Extracted records →
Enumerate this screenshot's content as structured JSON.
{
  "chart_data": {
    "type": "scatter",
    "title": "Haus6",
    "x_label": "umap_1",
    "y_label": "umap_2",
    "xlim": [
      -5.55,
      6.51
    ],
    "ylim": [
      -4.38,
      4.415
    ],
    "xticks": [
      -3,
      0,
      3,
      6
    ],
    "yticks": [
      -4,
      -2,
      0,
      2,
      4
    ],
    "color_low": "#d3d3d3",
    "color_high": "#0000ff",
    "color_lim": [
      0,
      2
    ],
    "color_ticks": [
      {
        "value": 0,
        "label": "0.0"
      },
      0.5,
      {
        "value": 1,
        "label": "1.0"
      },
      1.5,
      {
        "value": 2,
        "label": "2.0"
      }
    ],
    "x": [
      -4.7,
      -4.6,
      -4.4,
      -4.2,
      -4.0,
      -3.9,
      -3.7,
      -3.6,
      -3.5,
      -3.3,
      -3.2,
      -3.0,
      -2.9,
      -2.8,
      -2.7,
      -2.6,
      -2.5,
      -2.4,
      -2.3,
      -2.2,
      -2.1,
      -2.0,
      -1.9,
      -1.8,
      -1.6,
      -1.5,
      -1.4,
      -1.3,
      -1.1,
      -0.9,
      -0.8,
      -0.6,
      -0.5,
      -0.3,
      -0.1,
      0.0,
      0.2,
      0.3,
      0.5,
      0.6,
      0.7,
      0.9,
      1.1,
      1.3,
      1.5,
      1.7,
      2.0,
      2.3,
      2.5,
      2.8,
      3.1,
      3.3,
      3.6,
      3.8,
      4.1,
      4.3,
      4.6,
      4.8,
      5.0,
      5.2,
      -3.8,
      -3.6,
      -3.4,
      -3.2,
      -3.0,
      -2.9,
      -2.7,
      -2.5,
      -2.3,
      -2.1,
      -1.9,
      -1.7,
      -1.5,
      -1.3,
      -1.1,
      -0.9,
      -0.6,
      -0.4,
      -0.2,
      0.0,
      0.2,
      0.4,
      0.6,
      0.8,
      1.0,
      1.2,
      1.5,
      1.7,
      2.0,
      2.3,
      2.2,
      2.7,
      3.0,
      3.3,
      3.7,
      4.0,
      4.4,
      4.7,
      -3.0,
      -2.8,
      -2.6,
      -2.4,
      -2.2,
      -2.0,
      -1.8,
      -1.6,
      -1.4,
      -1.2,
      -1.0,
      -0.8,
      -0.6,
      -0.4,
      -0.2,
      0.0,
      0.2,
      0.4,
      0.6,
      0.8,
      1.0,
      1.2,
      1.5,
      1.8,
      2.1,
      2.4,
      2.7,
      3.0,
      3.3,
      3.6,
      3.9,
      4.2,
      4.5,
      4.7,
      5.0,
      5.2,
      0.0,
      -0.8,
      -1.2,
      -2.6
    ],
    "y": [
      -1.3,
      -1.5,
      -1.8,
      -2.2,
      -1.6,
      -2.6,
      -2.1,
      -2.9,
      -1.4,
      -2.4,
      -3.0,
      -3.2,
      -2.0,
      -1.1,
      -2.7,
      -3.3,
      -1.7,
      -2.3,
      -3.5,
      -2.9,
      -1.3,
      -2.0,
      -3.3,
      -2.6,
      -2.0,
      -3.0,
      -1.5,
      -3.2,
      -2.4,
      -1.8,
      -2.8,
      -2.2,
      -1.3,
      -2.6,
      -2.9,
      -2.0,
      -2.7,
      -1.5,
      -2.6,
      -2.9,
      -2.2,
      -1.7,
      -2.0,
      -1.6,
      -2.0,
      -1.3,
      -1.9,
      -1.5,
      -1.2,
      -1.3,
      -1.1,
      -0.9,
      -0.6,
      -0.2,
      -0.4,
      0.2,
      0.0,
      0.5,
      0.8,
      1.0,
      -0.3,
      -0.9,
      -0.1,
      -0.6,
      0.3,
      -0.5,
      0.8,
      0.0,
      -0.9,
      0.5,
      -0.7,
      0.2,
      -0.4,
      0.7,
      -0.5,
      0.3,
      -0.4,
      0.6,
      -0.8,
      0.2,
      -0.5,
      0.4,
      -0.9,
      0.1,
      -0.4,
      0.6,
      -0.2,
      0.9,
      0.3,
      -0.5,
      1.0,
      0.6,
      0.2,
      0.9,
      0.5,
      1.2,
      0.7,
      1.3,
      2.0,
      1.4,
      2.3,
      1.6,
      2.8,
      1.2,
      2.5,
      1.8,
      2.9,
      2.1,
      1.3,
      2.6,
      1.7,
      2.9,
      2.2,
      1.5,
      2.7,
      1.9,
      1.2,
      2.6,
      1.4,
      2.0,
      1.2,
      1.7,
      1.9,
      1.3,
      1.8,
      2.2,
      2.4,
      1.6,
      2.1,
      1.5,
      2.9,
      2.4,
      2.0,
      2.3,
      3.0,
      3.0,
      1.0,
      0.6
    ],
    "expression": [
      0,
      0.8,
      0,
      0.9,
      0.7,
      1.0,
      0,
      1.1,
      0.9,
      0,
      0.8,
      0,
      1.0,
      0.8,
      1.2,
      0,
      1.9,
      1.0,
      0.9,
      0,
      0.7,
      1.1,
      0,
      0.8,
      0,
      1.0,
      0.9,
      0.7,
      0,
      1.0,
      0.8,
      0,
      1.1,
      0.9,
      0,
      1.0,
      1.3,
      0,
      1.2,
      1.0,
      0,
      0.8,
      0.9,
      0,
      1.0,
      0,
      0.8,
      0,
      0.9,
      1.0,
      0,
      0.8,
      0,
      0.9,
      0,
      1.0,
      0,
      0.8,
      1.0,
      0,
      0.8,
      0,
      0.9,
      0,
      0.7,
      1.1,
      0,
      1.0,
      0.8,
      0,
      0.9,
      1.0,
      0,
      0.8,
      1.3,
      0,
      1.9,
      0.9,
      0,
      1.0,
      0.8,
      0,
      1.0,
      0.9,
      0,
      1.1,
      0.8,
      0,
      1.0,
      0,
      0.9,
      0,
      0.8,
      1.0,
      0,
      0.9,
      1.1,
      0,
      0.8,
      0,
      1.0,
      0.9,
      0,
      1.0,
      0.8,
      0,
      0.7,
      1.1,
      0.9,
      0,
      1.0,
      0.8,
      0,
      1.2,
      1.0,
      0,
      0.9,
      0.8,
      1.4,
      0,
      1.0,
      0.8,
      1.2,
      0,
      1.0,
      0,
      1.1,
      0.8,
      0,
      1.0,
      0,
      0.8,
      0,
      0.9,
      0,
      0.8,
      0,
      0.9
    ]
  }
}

Task instructions → Here, the records must be output exactly and in full.

Solution to this task →
Enumerate this screenshot's content as structured JSON.
{
  "chart_data": {
    "type": "scatter",
    "title": "Haus6",
    "x_label": "umap_1",
    "y_label": "umap_2",
    "xlim": [
      -5.55,
      6.51
    ],
    "ylim": [
      -4.38,
      4.415
    ],
    "xticks": [
      -3,
      0,
      3,
      6
    ],
    "yticks": [
      -4,
      -2,
      0,
      2,
      4
    ],
    "color_low": "#d3d3d3",
    "color_high": "#0000ff",
    "color_lim": [
      0,
      2
    ],
    "color_ticks": [
      {
        "value": 0,
        "label": "0.0"
      },
      0.5,
      {
        "value": 1,
        "label": "1.0"
      },
      1.5,
      {
        "value": 2,
        "label": "2.0"
      }
    ],
    "x": [
      -4.7,
      -4.6,
      -4.4,
      -4.2,
      -4.0,
      -3.9,
      -3.7,
      -3.6,
      -3.5,
      -3.3,
      -3.2,
      -3.0,
      -2.9,
      -2.8,
      -2.7,
      -2.6,
      -2.5,
      -2.4,
      -2.3,
      -2.2,
      -2.1,
      -2.0,
      -1.9,
      -1.8,
      -1.6,
      -1.5,
      -1.4,
      -1.3,
      -1.1,
      -0.9,
      -0.8,
      -0.6,
      -0.5,
      -0.3,
      -0.1,
      0.0,
      0.2,
      0.3,
      0.5,
      0.6,
      0.7,
      0.9,
      1.1,
      1.3,
      1.5,
      1.7,
      2.0,
      2.3,
      2.5,
      2.8,
      3.1,
      3.3,
      3.6,
      3.8,
      4.1,
      4.3,
      4.6,
      4.8,
      5.0,
      5.2,
      -3.8,
      -3.6,
      -3.4,
      -3.2,
      -3.0,
      -2.9,
      -2.7,
      -2.5,
      -2.3,
      -2.1,
      -1.9,
      -1.7,
      -1.5,
      -1.3,
      -1.1,
      -0.9,
      -0.6,
      -0.4,
      -0.2,
      0.0,
      0.2,
      0.4,
      0.6,
      0.8,
      1.0,
      1.2,
      1.5,
      1.7,
      2.0,
      2.3,
      2.2,
      2.7,
      3.0,
      3.3,
      3.7,
      4.0,
      4.4,
      4.7,
      -3.0,
      -2.8,
      -2.6,
      -2.4,
      -2.2,
      -2.0,
      -1.8,
      -1.6,
      -1.4,
      -1.2,
      -1.0,
      -0.8,
      -0.6,
      -0.4,
      -0.2,
      0.0,
      0.2,
      0.4,
      0.6,
      0.8,
      1.0,
      1.2,
      1.5,
      1.8,
      2.1,
      2.4,
      2.7,
      3.0,
      3.3,
      3.6,
      3.9,
      4.2,
      4.5,
      4.7,
      5.0,
      5.2,
      0.0,
      -0.8,
      -1.2,
      -2.6
    ],
    "y": [
      -1.3,
      -1.5,
      -1.8,
      -2.2,
      -1.6,
      -2.6,
      -2.1,
      -2.9,
      -1.4,
      -2.4,
      -3.0,
      -3.2,
      -2.0,
      -1.1,
      -2.7,
      -3.3,
      -1.7,
      -2.3,
      -3.5,
      -2.9,
      -1.3,
      -2.0,
      -3.3,
      -2.6,
      -2.0,
      -3.0,
      -1.5,
      -3.2,
      -2.4,
      -1.8,
      -2.8,
      -2.2,
      -1.3,
      -2.6,
      -2.9,
      -2.0,
      -2.7,
      -1.5,
      -2.6,
      -2.9,
      -2.2,
      -1.7,
      -2.0,
      -1.6,
      -2.0,
      -1.3,
      -1.9,
      -1.5,
      -1.2,
      -1.3,
      -1.1,
      -0.9,
      -0.6,
      -0.2,
      -0.4,
      0.2,
      0.0,
      0.5,
      0.8,
      1.0,
      -0.3,
      -0.9,
      -0.1,
      -0.6,
      0.3,
      -0.5,
      0.8,
      0.0,
      -0.9,
      0.5,
      -0.7,
      0.2,
      -0.4,
      0.7,
      -0.5,
      0.3,
      -0.4,
      0.6,
      -0.8,
      0.2,
      -0.5,
      0.4,
      -0.9,
      0.1,
      -0.4,
      0.6,
      -0.2,
      0.9,
      0.3,
      -0.5,
      1.0,
      0.6,
      0.2,
      0.9,
      0.5,
      1.2,
      0.7,
      1.3,
      2.0,
      1.4,
      2.3,
      1.6,
      2.8,
      1.2,
      2.5,
      1.8,
      2.9,
      2.1,
      1.3,
      2.6,
      1.7,
      2.9,
      2.2,
      1.5,
      2.7,
      1.9,
      1.2,
      2.6,
      1.4,
      2.0,
      1.2,
      1.7,
      1.9,
      1.3,
      1.8,
      2.2,
      2.4,
      1.6,
      2.1,
      1.5,
      2.9,
      2.4,
      2.0,
      2.3,
      3.0,
      3.0,
      1.0,
      0.6
    ],
    "expression": [
      0,
      0.8,
      0,
      0.9,
      0.7,
      1.0,
      0,
      1.1,
      0.9,
      0,
      0.8,
      0,
      1.0,
      0.8,
      1.2,
      0,
      1.9,
      1.0,
      0.9,
      0,
      0.7,
      1.1,
      0,
      0.8,
      0,
      1.0,
      0.9,
      0.7,
      0,
      1.0,
      0.8,
      0,
      1.1,
      0.9,
      0,
      1.0,
      1.3,
      0,
      1.2,
      1.0,
      0,
      0.8,
      0.9,
      0,
      1.0,
      0,
      0.8,
      0,
      0.9,
      1.0,
      0,
      0.8,
      0,
      0.9,
      0,
      1.0,
      0,
      0.8,
      1.0,
      0,
      0.8,
      0,
      0.9,
      0,
      0.7,
      1.1,
      0,
      1.0,
      0.8,
      0,
      0.9,
      1.0,
      0,
      0.8,
      1.3,
      0,
      1.9,
      0.9,
      0,
      1.0,
      0.8,
      0,
      1.0,
      0.9,
      0,
      1.1,
      0.8,
      0,
      1.0,
      0,
      0.9,
      0,
      0.8,
      1.0,
      0,
      0.9,
      1.1,
      0,
      0.8,
      0,
      1.0,
      0.9,
      0,
      1.0,
      0.8,
      0,
      0.7,
      1.1,
      0.9,
      0,
      1.0,
      0.8,
      0,
      1.2,
      1.0,
      0,
      0.9,
      0.8,
      1.4,
      0,
      1.0,
      0.8,
      1.2,
      0,
      1.0,
      0,
      1.1,
      0.8,
      0,
      1.0,
      0,
      0.8,
      0,
      0.9,
      0,
      0.8,
      0,
      0.9
    ]
  }
}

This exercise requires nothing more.